== Description of the task ==
Scan the listing below and copy every line holding "title".

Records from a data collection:

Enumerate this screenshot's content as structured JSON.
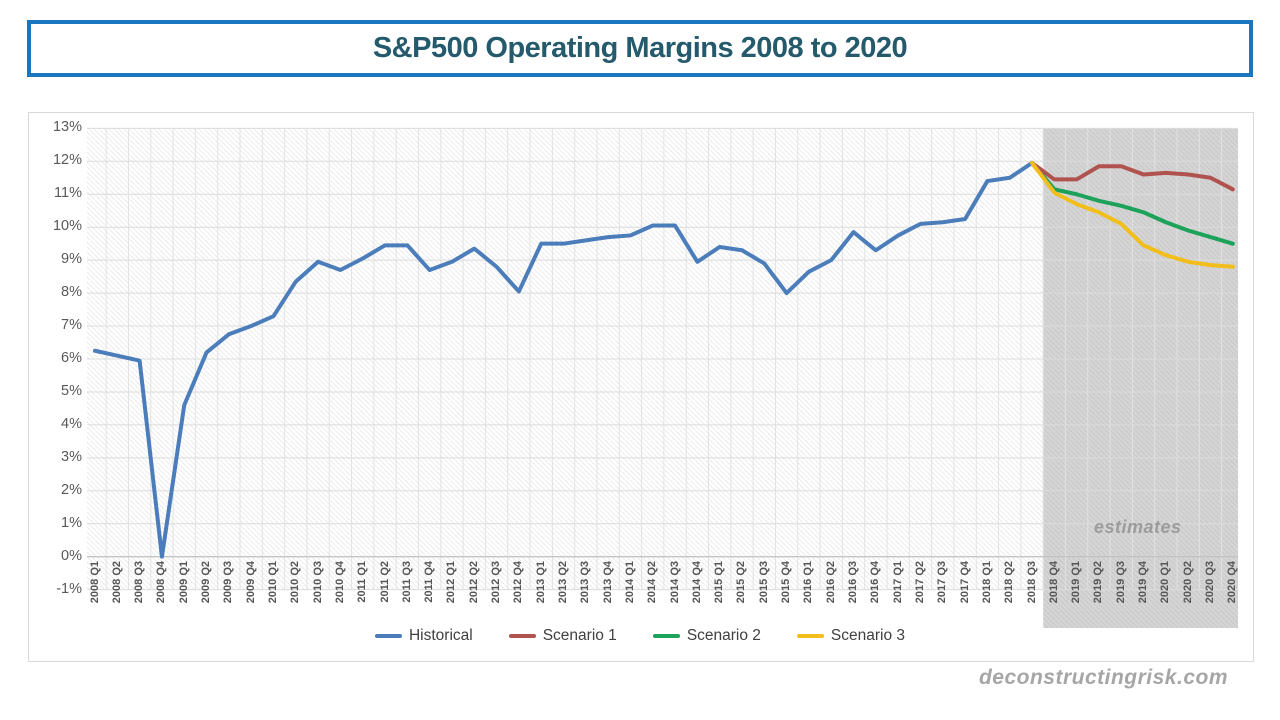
{
  "header": {
    "title": "S&P500 Operating Margins 2008 to 2020"
  },
  "watermark": "deconstructingrisk.com",
  "chart_data": {
    "type": "line",
    "title": "S&P500 Operating Margins 2008 to 2020",
    "categories": [
      "2008 Q1",
      "2008 Q2",
      "2008 Q3",
      "2008 Q4",
      "2009 Q1",
      "2009 Q2",
      "2009 Q3",
      "2009 Q4",
      "2010 Q1",
      "2010 Q2",
      "2010 Q3",
      "2010 Q4",
      "2011 Q1",
      "2011 Q2",
      "2011 Q3",
      "2011 Q4",
      "2012 Q1",
      "2012 Q2",
      "2012 Q3",
      "2012 Q4",
      "2013 Q1",
      "2013 Q2",
      "2013 Q3",
      "2013 Q4",
      "2014 Q1",
      "2014 Q2",
      "2014 Q3",
      "2014 Q4",
      "2015 Q1",
      "2015 Q2",
      "2015 Q3",
      "2015 Q4",
      "2016 Q1",
      "2016 Q2",
      "2016 Q3",
      "2016 Q4",
      "2017 Q1",
      "2017 Q2",
      "2017 Q3",
      "2017 Q4",
      "2018 Q1",
      "2018 Q2",
      "2018 Q3",
      "2018 Q4",
      "2019 Q1",
      "2019 Q2",
      "2019 Q3",
      "2019 Q4",
      "2020 Q1",
      "2020 Q2",
      "2020 Q3",
      "2020 Q4"
    ],
    "y_axis": {
      "min": -1,
      "max": 13,
      "step": 1,
      "tick_suffix": "%"
    },
    "grid": true,
    "legend_position": "bottom",
    "series": [
      {
        "name": "Historical",
        "color": "#4B7DBB",
        "start_index": 0,
        "values": [
          6.25,
          6.1,
          5.95,
          0.0,
          4.6,
          6.2,
          6.75,
          7.0,
          7.3,
          8.35,
          8.95,
          8.7,
          9.05,
          9.45,
          9.45,
          8.7,
          8.95,
          9.35,
          8.8,
          8.05,
          9.5,
          9.5,
          9.6,
          9.7,
          9.75,
          10.05,
          10.05,
          8.95,
          9.4,
          9.3,
          8.9,
          8.0,
          8.65,
          9.0,
          9.85,
          9.3,
          9.75,
          10.1,
          10.15,
          10.25,
          11.4,
          11.5,
          11.95
        ]
      },
      {
        "name": "Scenario 1",
        "color": "#B0524E",
        "start_index": 42,
        "values": [
          11.95,
          11.45,
          11.45,
          11.85,
          11.85,
          11.6,
          11.65,
          11.6,
          11.5,
          11.15
        ]
      },
      {
        "name": "Scenario 2",
        "color": "#1DA25A",
        "start_index": 42,
        "values": [
          11.95,
          11.15,
          11.0,
          10.8,
          10.65,
          10.45,
          10.15,
          9.9,
          9.7,
          9.5
        ]
      },
      {
        "name": "Scenario 3",
        "color": "#F1BE1B",
        "start_index": 42,
        "values": [
          11.95,
          11.05,
          10.7,
          10.45,
          10.1,
          9.45,
          9.15,
          8.95,
          8.85,
          8.8
        ]
      }
    ],
    "estimates_region": {
      "start_category": "2018 Q4",
      "end_category": "2020 Q4",
      "label": "estimates",
      "fill": "#D5D5D5"
    }
  }
}
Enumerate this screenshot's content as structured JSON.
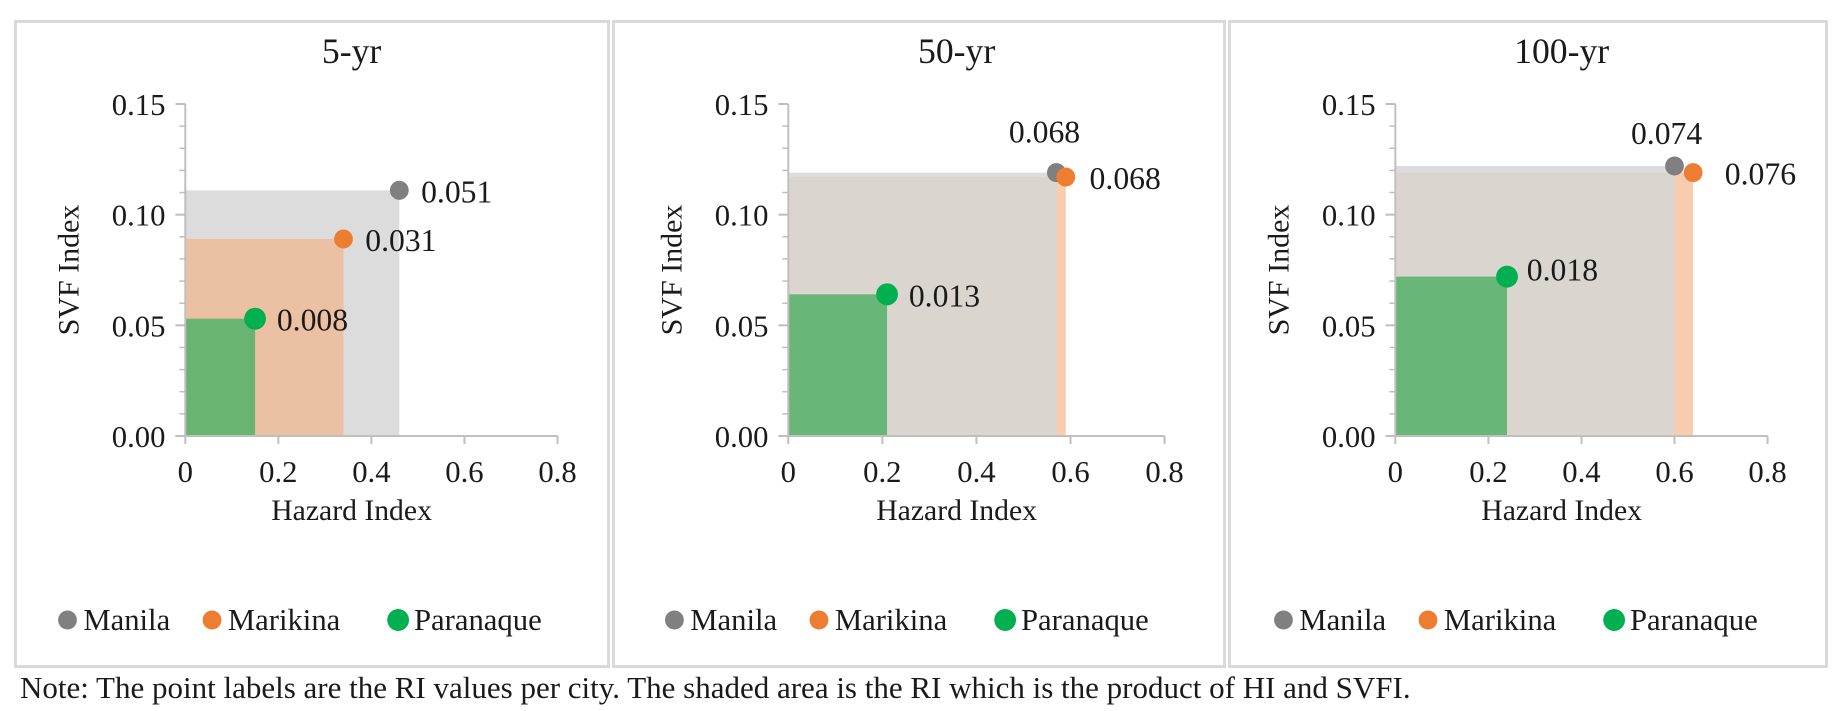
{
  "colors": {
    "manila": "#808080",
    "marikina": "#ed7d31",
    "paranaque": "#00b050",
    "manila_area": "#d6d6d6",
    "marikina_area": "#f4b183",
    "paranaque_area": "#5bb36e",
    "axis": "#bfbfbf",
    "panel_border": "#d9d9d9"
  },
  "legend": [
    "Manila",
    "Marikina",
    "Paranaque"
  ],
  "note": "Note: The point labels are the RI values per city. The shaded area is the RI which is the product of HI and SVFI.",
  "chart_data": [
    {
      "type": "scatter",
      "title": "5-yr",
      "xlabel": "Hazard Index",
      "ylabel": "SVF Index",
      "xlim": [
        0,
        0.8
      ],
      "ylim": [
        0,
        0.15
      ],
      "xticks": [
        "0",
        "0.2",
        "0.4",
        "0.6",
        "0.8"
      ],
      "yticks": [
        "0.00",
        "0.05",
        "0.10",
        "0.15"
      ],
      "grid": false,
      "legend_position": "bottom",
      "series": [
        {
          "name": "Manila",
          "x": 0.46,
          "y": 0.111,
          "label": "0.051"
        },
        {
          "name": "Marikina",
          "x": 0.34,
          "y": 0.089,
          "label": "0.031"
        },
        {
          "name": "Paranaque",
          "x": 0.15,
          "y": 0.053,
          "label": "0.008"
        }
      ]
    },
    {
      "type": "scatter",
      "title": "50-yr",
      "xlabel": "Hazard Index",
      "ylabel": "SVF Index",
      "xlim": [
        0,
        0.8
      ],
      "ylim": [
        0,
        0.15
      ],
      "xticks": [
        "0",
        "0.2",
        "0.4",
        "0.6",
        "0.8"
      ],
      "yticks": [
        "0.00",
        "0.05",
        "0.10",
        "0.15"
      ],
      "grid": false,
      "legend_position": "bottom",
      "series": [
        {
          "name": "Manila",
          "x": 0.57,
          "y": 0.119,
          "label": "0.068"
        },
        {
          "name": "Marikina",
          "x": 0.59,
          "y": 0.117,
          "label": "0.068"
        },
        {
          "name": "Paranaque",
          "x": 0.21,
          "y": 0.064,
          "label": "0.013"
        }
      ]
    },
    {
      "type": "scatter",
      "title": "100-yr",
      "xlabel": "Hazard Index",
      "ylabel": "SVF Index",
      "xlim": [
        0,
        0.8
      ],
      "ylim": [
        0,
        0.15
      ],
      "xticks": [
        "0",
        "0.2",
        "0.4",
        "0.6",
        "0.8"
      ],
      "yticks": [
        "0.00",
        "0.05",
        "0.10",
        "0.15"
      ],
      "grid": false,
      "legend_position": "bottom",
      "series": [
        {
          "name": "Manila",
          "x": 0.6,
          "y": 0.122,
          "label": "0.074"
        },
        {
          "name": "Marikina",
          "x": 0.64,
          "y": 0.119,
          "label": "0.076"
        },
        {
          "name": "Paranaque",
          "x": 0.24,
          "y": 0.072,
          "label": "0.018"
        }
      ]
    }
  ]
}
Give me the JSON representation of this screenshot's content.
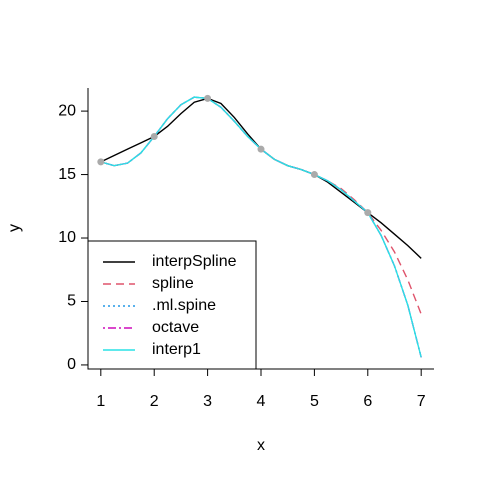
{
  "chart_data": {
    "type": "line",
    "x_label": "x",
    "y_label": "y",
    "x": [
      1,
      1.25,
      1.5,
      1.75,
      2,
      2.25,
      2.5,
      2.75,
      3,
      3.25,
      3.5,
      3.75,
      4,
      4.25,
      4.5,
      4.75,
      5,
      5.25,
      5.5,
      5.75,
      6,
      6.25,
      6.5,
      6.75,
      7
    ],
    "series": [
      {
        "name": "interpSpline",
        "color": "#000000",
        "linetype": "solid",
        "values": [
          16,
          16.5,
          17,
          17.5,
          18,
          18.8,
          19.8,
          20.7,
          21,
          20.6,
          19.5,
          18.2,
          17,
          16.2,
          15.7,
          15.4,
          15,
          14.4,
          13.6,
          12.8,
          12,
          11.2,
          10.3,
          9.4,
          8.4
        ]
      },
      {
        "name": "spline",
        "color": "#DF536B",
        "linetype": "dashed",
        "values": [
          16,
          15.7,
          15.9,
          16.7,
          18,
          19.4,
          20.5,
          21.1,
          21,
          20.3,
          19.2,
          18,
          17,
          16.2,
          15.7,
          15.4,
          15,
          14.5,
          13.9,
          13,
          12,
          10.6,
          8.9,
          6.7,
          4
        ]
      },
      {
        "name": ".ml.spine",
        "color": "#2297E6",
        "linetype": "dotted",
        "values": [
          16,
          15.7,
          15.9,
          16.7,
          18,
          19.4,
          20.5,
          21.1,
          21,
          20.3,
          19.2,
          18,
          17,
          16.2,
          15.7,
          15.4,
          15,
          14.5,
          13.8,
          12.9,
          12,
          10.2,
          7.8,
          4.7,
          0.6
        ]
      },
      {
        "name": "octave",
        "color": "#CD0BBC",
        "linetype": "dotdash",
        "values": [
          16,
          15.7,
          15.9,
          16.7,
          18,
          19.4,
          20.5,
          21.1,
          21,
          20.3,
          19.2,
          18,
          17,
          16.2,
          15.7,
          15.4,
          15,
          14.5,
          13.8,
          12.9,
          12,
          10.2,
          7.8,
          4.7,
          0.6
        ]
      },
      {
        "name": "interp1",
        "color": "#28E2E5",
        "linetype": "solid",
        "values": [
          16,
          15.7,
          15.9,
          16.7,
          18,
          19.4,
          20.5,
          21.1,
          21,
          20.3,
          19.2,
          18,
          17,
          16.2,
          15.7,
          15.4,
          15,
          14.5,
          13.8,
          12.9,
          12,
          10.2,
          7.8,
          4.7,
          0.6
        ]
      }
    ],
    "points": {
      "x": [
        1,
        2,
        3,
        4,
        5,
        6
      ],
      "y": [
        16,
        18,
        21,
        17,
        15,
        12
      ],
      "color": "#aaaaaa"
    },
    "xlim": [
      0.76,
      7.24
    ],
    "ylim": [
      -0.32,
      21.82
    ],
    "xticks": [
      1,
      2,
      3,
      4,
      5,
      6,
      7
    ],
    "yticks": [
      0,
      5,
      10,
      15,
      20
    ],
    "legend": "bottomleft"
  }
}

== In response ==
    "title": "S&P500 Operating Margins 2008 to 2020"
    "title": "S&P500 Operating Margins 2008 to 2020",
      "title": "5-yr",
      "title": "50-yr",
      "title": "100-yr",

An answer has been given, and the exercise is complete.